» Exercise brief
Wherever the word "language" turns up in a line of the entries, copy that line.

» Material for this task
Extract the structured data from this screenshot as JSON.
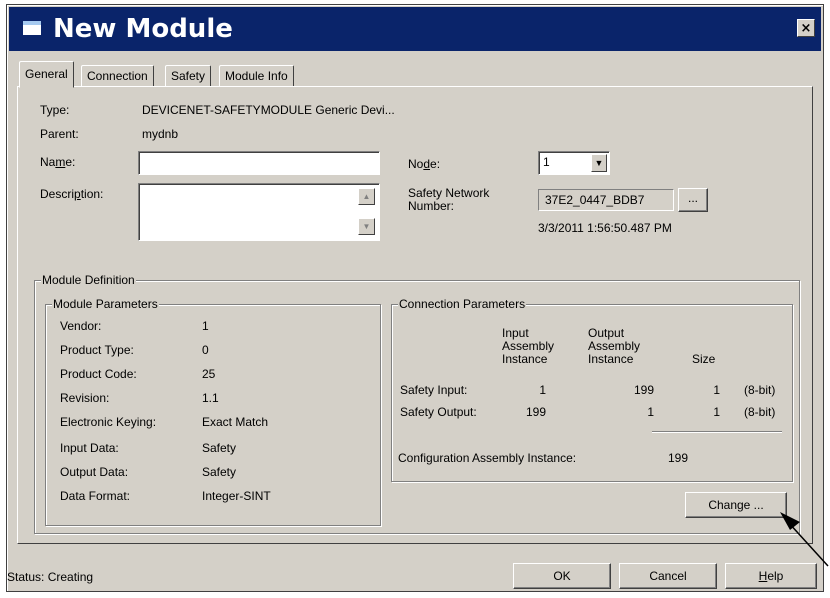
{
  "window": {
    "title": "New Module",
    "close_label": "×"
  },
  "tabs": [
    {
      "label": "General",
      "active": true
    },
    {
      "label": "Connection",
      "active": false
    },
    {
      "label": "Safety",
      "active": false
    },
    {
      "label": "Module Info",
      "active": false
    }
  ],
  "general": {
    "type_label": "Type:",
    "type_value": "DEVICENET-SAFETYMODULE Generic Devi...",
    "parent_label": "Parent:",
    "parent_value": "mydnb",
    "name_label_pre": "Na",
    "name_label_u": "m",
    "name_label_post": "e:",
    "name_value": "",
    "description_label_pre": "Descri",
    "description_label_u": "p",
    "description_label_post": "tion:",
    "description_value": "",
    "node_label_pre": "No",
    "node_label_u": "d",
    "node_label_post": "e:",
    "node_value": "1",
    "snn_label_line1": "Safety Network",
    "snn_label_line2_pre": "Number:",
    "snn_label_line2_mid_pre": "Safety Netwo",
    "snn_label_u": "r",
    "snn_label_post": "k",
    "snn_value": "37E2_0447_BDB7",
    "snn_button_label": "...",
    "snn_timestamp": "3/3/2011 1:56:50.487 PM"
  },
  "module_definition": {
    "title": "Module Definition",
    "parameters": {
      "title": "Module Parameters",
      "rows": [
        {
          "label": "Vendor:",
          "value": "1"
        },
        {
          "label": "Product Type:",
          "value": "0"
        },
        {
          "label": "Product Code:",
          "value": "25"
        },
        {
          "label": "Revision:",
          "value": "1.1"
        },
        {
          "label": "Electronic Keying:",
          "value": "Exact Match"
        },
        {
          "label": "Input Data:",
          "value": "Safety"
        },
        {
          "label": "Output Data:",
          "value": "Safety"
        },
        {
          "label": "Data Format:",
          "value": "Integer-SINT"
        }
      ]
    },
    "connection": {
      "title": "Connection Parameters",
      "headers": {
        "input": "Input\nAssembly\nInstance",
        "output": "Output\nAssembly\nInstance",
        "size": "Size"
      },
      "rows": [
        {
          "label": "Safety Input:",
          "input": "1",
          "output": "199",
          "size": "1",
          "bits": "(8-bit)"
        },
        {
          "label": "Safety Output:",
          "input": "199",
          "output": "1",
          "size": "1",
          "bits": "(8-bit)"
        }
      ],
      "config_label": "Configuration Assembly Instance:",
      "config_value": "199"
    },
    "change_button": "Change ..."
  },
  "footer": {
    "status": "Status:  Creating",
    "ok": "OK",
    "cancel": "Cancel",
    "help_u": "H",
    "help_rest": "elp"
  }
}
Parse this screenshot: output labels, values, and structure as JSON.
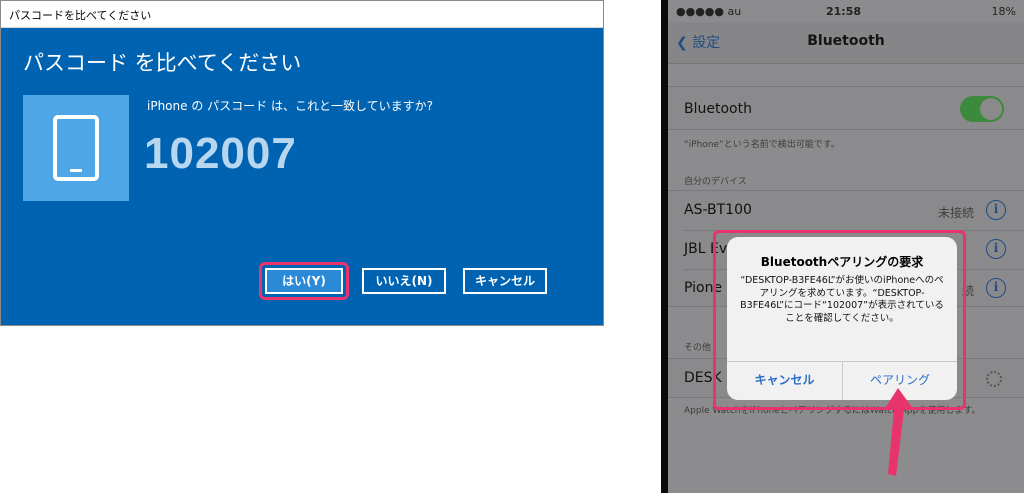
{
  "windows_dialog": {
    "titlebar": "パスコードを比べてください",
    "heading": "パスコード を比べてください",
    "question": "iPhone の パスコード は、これと一致していますか?",
    "code": "102007",
    "buttons": {
      "yes": "はい(Y)",
      "no": "いいえ(N)",
      "cancel": "キャンセル"
    },
    "colors": {
      "background": "#0063b1",
      "highlight": "#e8336d"
    }
  },
  "iphone": {
    "status_bar": {
      "carrier": "●●●●● au",
      "time": "21:58",
      "battery": "18%"
    },
    "nav": {
      "back_label": "設定",
      "title": "Bluetooth"
    },
    "bluetooth_cell": {
      "label": "Bluetooth",
      "enabled": true
    },
    "bluetooth_note": "“iPhone”という名前で検出可能です。",
    "my_devices_header": "自分のデバイス",
    "devices": [
      {
        "name": "AS-BT100",
        "status": "未接続"
      },
      {
        "name": "JBL Ev",
        "status": ""
      },
      {
        "name": "Pione",
        "status": "続"
      }
    ],
    "other_devices_header": "その他",
    "other_device": {
      "name": "DESK"
    },
    "footer_note": "Apple WatchをiPhoneとペアリングするにはWatch Appを使用します。",
    "alert": {
      "title": "Bluetoothペアリングの要求",
      "message": "“DESKTOP-B3FE46L”がお使いのiPhoneへのペアリングを求めています。“DESKTOP-B3FE46L”にコード“102007”が表示されていることを確認してください。",
      "cancel": "キャンセル",
      "pair": "ペアリング"
    }
  }
}
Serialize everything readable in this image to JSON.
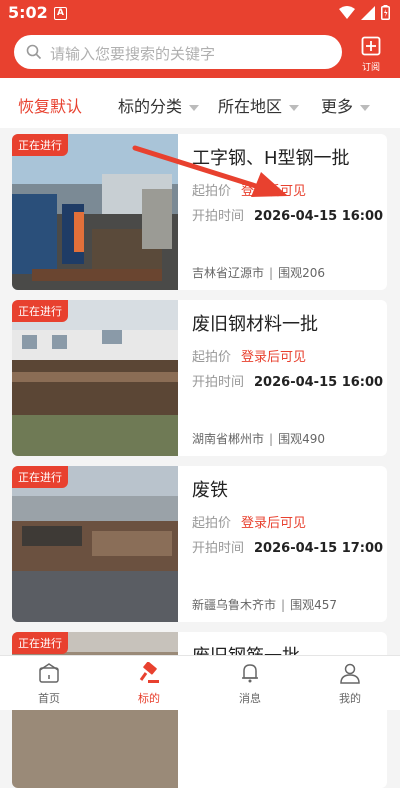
{
  "status": {
    "time": "5:02",
    "notif_letter": "A"
  },
  "search": {
    "placeholder": "请输入您要搜索的关键字"
  },
  "subscribe": {
    "label": "订阅"
  },
  "filters": [
    {
      "label": "恢复默认"
    },
    {
      "label": "标的分类"
    },
    {
      "label": "所在地区"
    },
    {
      "label": "更多"
    }
  ],
  "labels": {
    "start_price": "起拍价",
    "start_time": "开拍时间",
    "views_prefix": "围观"
  },
  "listings": [
    {
      "badge": "正在进行",
      "title": "工字钢、H型钢一批",
      "price": "登录后可见",
      "time": "2026-04-15 16:00",
      "location": "吉林省辽源市",
      "views": "206"
    },
    {
      "badge": "正在进行",
      "title": "废旧钢材料一批",
      "price": "登录后可见",
      "time": "2026-04-15 16:00",
      "location": "湖南省郴州市",
      "views": "490"
    },
    {
      "badge": "正在进行",
      "title": "废铁",
      "price": "登录后可见",
      "time": "2026-04-15 17:00",
      "location": "新疆乌鲁木齐市",
      "views": "457"
    },
    {
      "badge": "正在进行",
      "title": "废旧钢筋一批"
    }
  ],
  "tabbar": [
    {
      "label": "首页"
    },
    {
      "label": "标的"
    },
    {
      "label": "消息"
    },
    {
      "label": "我的"
    }
  ],
  "colors": {
    "brand": "#e8412f"
  }
}
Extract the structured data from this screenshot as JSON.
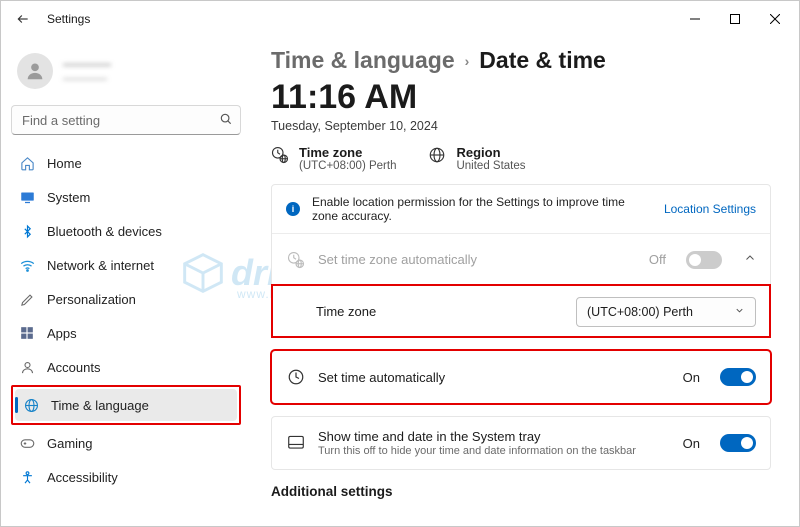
{
  "window": {
    "title": "Settings"
  },
  "profile": {
    "name": "————",
    "email": "————"
  },
  "search": {
    "placeholder": "Find a setting"
  },
  "sidebar": {
    "items": [
      {
        "label": "Home"
      },
      {
        "label": "System"
      },
      {
        "label": "Bluetooth & devices"
      },
      {
        "label": "Network & internet"
      },
      {
        "label": "Personalization"
      },
      {
        "label": "Apps"
      },
      {
        "label": "Accounts"
      },
      {
        "label": "Time & language"
      },
      {
        "label": "Gaming"
      },
      {
        "label": "Accessibility"
      }
    ]
  },
  "breadcrumb": {
    "parent": "Time & language",
    "current": "Date & time"
  },
  "clock": "11:16 AM",
  "date_line": "Tuesday, September 10, 2024",
  "summary": {
    "tz_label": "Time zone",
    "tz_value": "(UTC+08:00) Perth",
    "region_label": "Region",
    "region_value": "United States"
  },
  "banner": {
    "text": "Enable location permission for the Settings to improve time zone accuracy.",
    "link": "Location Settings"
  },
  "rows": {
    "set_tz_auto": {
      "label": "Set time zone automatically",
      "state": "Off"
    },
    "tz_select": {
      "label": "Time zone",
      "value": "(UTC+08:00) Perth"
    },
    "set_time_auto": {
      "label": "Set time automatically",
      "state": "On"
    },
    "tray": {
      "label": "Show time and date in the System tray",
      "sub": "Turn this off to hide your time and date information on the taskbar",
      "state": "On"
    }
  },
  "section": {
    "additional": "Additional settings"
  }
}
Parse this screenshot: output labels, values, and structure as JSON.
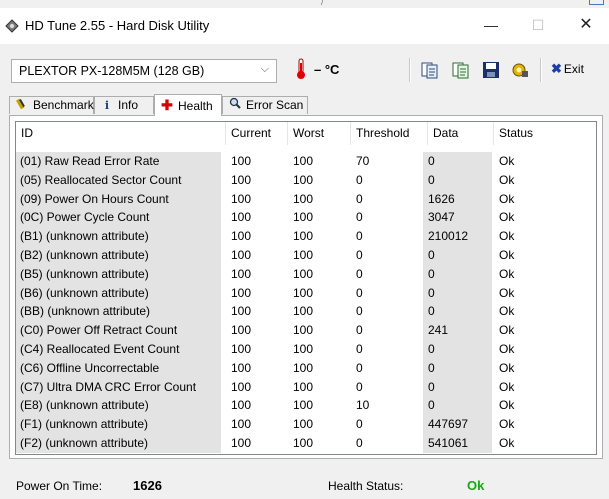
{
  "window": {
    "title": "HD Tune 2.55 - Hard Disk Utility"
  },
  "toolbar": {
    "drive": "PLEXTOR PX-128M5M (128 GB)",
    "temperature": "– °C",
    "exit_label": "Exit",
    "exit_mark": "✖"
  },
  "tabs": [
    {
      "label": "Benchmark",
      "icon": "benchmark-icon"
    },
    {
      "label": "Info",
      "icon": "info-icon"
    },
    {
      "label": "Health",
      "icon": "health-icon",
      "active": true
    },
    {
      "label": "Error Scan",
      "icon": "magnifier-icon"
    }
  ],
  "health": {
    "columns": [
      "ID",
      "Current",
      "Worst",
      "Threshold",
      "Data",
      "Status"
    ],
    "rows": [
      [
        "(01) Raw Read Error Rate",
        "100",
        "100",
        "70",
        "0",
        "Ok"
      ],
      [
        "(05) Reallocated Sector Count",
        "100",
        "100",
        "0",
        "0",
        "Ok"
      ],
      [
        "(09) Power On Hours Count",
        "100",
        "100",
        "0",
        "1626",
        "Ok"
      ],
      [
        "(0C) Power Cycle Count",
        "100",
        "100",
        "0",
        "3047",
        "Ok"
      ],
      [
        "(B1) (unknown attribute)",
        "100",
        "100",
        "0",
        "210012",
        "Ok"
      ],
      [
        "(B2) (unknown attribute)",
        "100",
        "100",
        "0",
        "0",
        "Ok"
      ],
      [
        "(B5) (unknown attribute)",
        "100",
        "100",
        "0",
        "0",
        "Ok"
      ],
      [
        "(B6) (unknown attribute)",
        "100",
        "100",
        "0",
        "0",
        "Ok"
      ],
      [
        "(BB) (unknown attribute)",
        "100",
        "100",
        "0",
        "0",
        "Ok"
      ],
      [
        "(C0) Power Off Retract Count",
        "100",
        "100",
        "0",
        "241",
        "Ok"
      ],
      [
        "(C4) Reallocated Event Count",
        "100",
        "100",
        "0",
        "0",
        "Ok"
      ],
      [
        "(C6) Offline Uncorrectable",
        "100",
        "100",
        "0",
        "0",
        "Ok"
      ],
      [
        "(C7) Ultra DMA CRC Error Count",
        "100",
        "100",
        "0",
        "0",
        "Ok"
      ],
      [
        "(E8) (unknown attribute)",
        "100",
        "100",
        "10",
        "0",
        "Ok"
      ],
      [
        "(F1) (unknown attribute)",
        "100",
        "100",
        "0",
        "447697",
        "Ok"
      ],
      [
        "(F2) (unknown attribute)",
        "100",
        "100",
        "0",
        "541061",
        "Ok"
      ]
    ]
  },
  "status": {
    "power_on_label": "Power On Time:",
    "power_on_value": "1626",
    "health_label": "Health Status:",
    "health_value": "Ok",
    "health_color": "#16a816"
  }
}
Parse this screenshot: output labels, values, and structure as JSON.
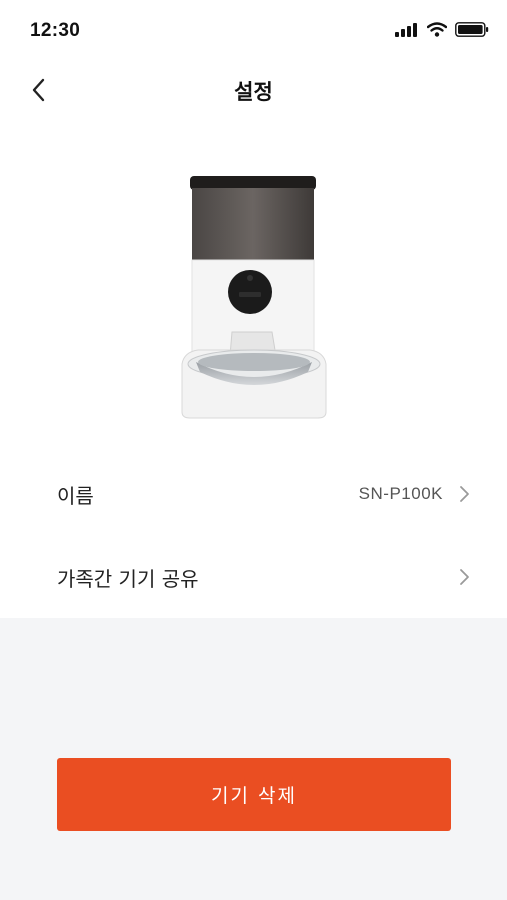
{
  "status_bar": {
    "time": "12:30",
    "icons": [
      "signal-icon",
      "wifi-icon",
      "battery-icon"
    ]
  },
  "header": {
    "title": "설정",
    "back_icon": "chevron-left-icon"
  },
  "device": {
    "image": "pet-feeder-image"
  },
  "settings": {
    "name_label": "이름",
    "name_value": "SN-P100K",
    "share_label": "가족간 기기 공유"
  },
  "actions": {
    "delete_label": "기기 삭제"
  },
  "colors": {
    "accent": "#ea4e22",
    "background": "#f4f5f7",
    "surface": "#ffffff"
  }
}
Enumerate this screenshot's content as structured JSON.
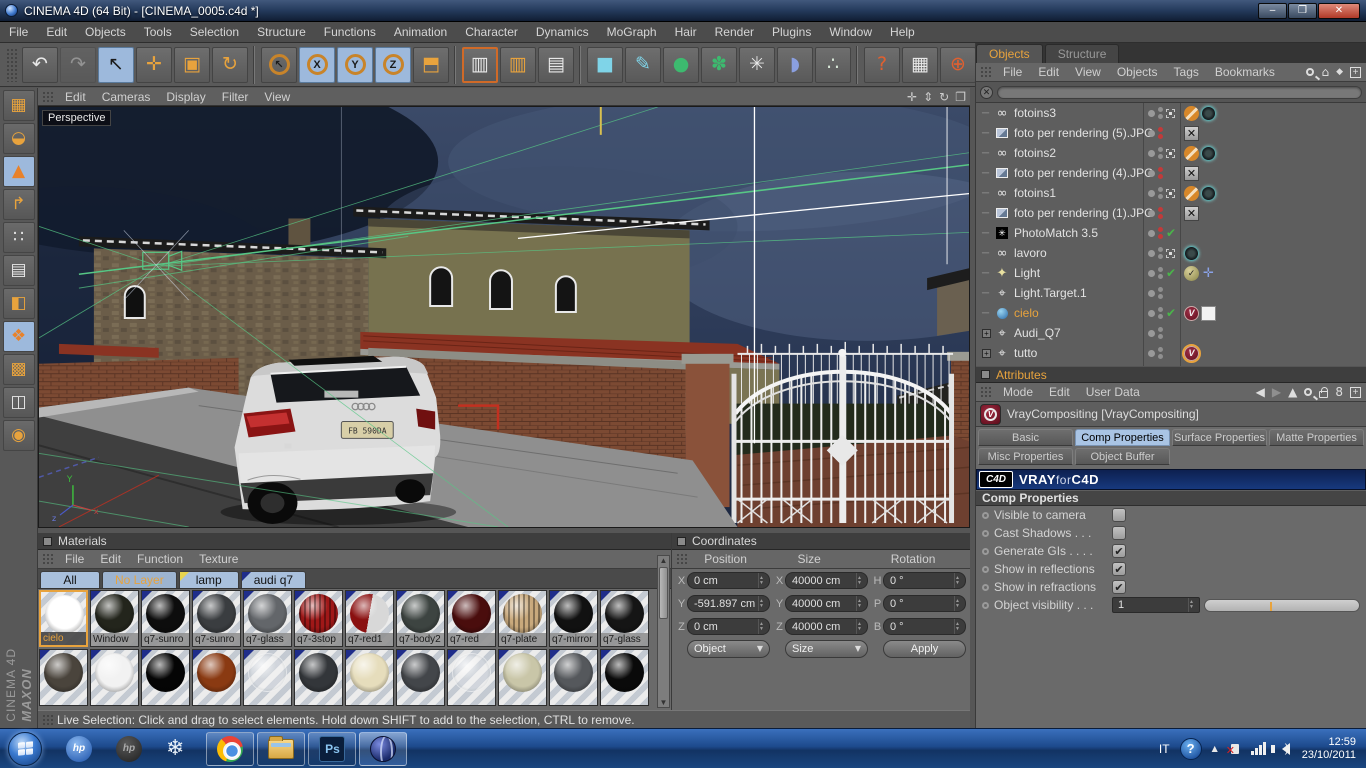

» Task result
        "label": "Time & language"
    "parent": "Time & language",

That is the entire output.